(Stored data)
++++
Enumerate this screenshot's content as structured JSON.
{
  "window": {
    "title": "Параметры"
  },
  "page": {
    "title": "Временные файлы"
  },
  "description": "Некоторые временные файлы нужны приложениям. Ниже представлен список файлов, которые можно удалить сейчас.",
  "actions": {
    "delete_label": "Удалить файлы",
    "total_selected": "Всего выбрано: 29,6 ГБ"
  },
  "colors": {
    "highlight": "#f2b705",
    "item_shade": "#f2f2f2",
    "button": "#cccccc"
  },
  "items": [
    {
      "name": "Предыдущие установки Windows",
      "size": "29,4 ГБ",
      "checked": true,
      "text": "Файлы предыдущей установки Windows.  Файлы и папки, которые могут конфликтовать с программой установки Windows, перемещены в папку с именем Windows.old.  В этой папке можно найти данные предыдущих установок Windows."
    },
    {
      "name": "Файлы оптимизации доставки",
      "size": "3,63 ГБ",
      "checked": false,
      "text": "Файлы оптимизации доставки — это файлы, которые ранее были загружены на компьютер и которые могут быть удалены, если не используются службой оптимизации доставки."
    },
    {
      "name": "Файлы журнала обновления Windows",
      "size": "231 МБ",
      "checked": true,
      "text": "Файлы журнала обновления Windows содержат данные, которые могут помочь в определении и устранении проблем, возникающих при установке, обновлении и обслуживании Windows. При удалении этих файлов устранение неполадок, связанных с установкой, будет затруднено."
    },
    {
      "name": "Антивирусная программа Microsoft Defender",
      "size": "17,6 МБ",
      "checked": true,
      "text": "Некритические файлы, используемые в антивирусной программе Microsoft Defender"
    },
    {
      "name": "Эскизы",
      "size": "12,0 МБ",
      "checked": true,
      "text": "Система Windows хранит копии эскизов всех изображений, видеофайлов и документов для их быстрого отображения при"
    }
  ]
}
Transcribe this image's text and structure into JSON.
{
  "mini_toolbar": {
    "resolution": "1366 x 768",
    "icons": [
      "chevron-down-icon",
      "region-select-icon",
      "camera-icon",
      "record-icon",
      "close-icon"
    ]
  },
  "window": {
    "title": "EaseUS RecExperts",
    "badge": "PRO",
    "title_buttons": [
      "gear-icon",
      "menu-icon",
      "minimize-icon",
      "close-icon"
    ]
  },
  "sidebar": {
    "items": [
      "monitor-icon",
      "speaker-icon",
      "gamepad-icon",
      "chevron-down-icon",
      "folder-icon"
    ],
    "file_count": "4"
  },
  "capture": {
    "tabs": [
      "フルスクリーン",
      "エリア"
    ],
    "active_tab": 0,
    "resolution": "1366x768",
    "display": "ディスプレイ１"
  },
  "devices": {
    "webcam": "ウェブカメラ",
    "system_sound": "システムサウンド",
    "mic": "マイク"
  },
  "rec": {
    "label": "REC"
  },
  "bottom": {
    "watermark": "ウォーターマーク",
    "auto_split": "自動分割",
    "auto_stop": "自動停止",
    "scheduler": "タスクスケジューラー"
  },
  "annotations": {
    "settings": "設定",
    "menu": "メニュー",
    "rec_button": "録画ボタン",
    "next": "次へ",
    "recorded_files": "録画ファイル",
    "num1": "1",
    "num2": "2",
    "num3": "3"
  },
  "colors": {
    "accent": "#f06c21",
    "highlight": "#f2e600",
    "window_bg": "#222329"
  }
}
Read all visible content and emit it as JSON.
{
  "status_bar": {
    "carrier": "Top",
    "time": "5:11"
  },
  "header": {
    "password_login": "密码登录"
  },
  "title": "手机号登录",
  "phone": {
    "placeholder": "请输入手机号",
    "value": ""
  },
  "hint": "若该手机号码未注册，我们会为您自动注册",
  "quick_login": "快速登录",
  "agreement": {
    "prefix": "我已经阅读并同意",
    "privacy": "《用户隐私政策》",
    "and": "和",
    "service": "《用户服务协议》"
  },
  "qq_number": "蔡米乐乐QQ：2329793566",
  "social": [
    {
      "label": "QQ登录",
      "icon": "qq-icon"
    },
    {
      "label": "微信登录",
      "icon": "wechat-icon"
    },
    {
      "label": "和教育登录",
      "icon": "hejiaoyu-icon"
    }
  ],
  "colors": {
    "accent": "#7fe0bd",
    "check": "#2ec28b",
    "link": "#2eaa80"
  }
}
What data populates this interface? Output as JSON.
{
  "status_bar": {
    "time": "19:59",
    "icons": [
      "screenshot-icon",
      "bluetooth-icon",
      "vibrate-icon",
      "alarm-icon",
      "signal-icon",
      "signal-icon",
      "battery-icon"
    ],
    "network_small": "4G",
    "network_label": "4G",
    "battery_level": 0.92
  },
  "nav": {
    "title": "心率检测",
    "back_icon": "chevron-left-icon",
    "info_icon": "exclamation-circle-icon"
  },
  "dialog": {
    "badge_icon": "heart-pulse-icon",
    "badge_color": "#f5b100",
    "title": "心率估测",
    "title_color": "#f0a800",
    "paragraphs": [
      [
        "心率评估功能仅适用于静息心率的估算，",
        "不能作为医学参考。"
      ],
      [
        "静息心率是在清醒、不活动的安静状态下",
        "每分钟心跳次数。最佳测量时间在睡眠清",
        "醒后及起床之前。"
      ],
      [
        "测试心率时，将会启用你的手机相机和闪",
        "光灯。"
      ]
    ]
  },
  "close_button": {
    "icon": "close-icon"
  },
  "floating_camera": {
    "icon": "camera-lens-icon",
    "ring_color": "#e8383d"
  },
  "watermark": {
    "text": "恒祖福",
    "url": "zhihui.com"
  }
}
++++
* Task to carry out:
Go through the listing above and locate each line that holds the word "content". Copy those lines.

* Output below:
Enumerate this screenshot's content as structured JSON.
Read all visible content and emit it as JSON.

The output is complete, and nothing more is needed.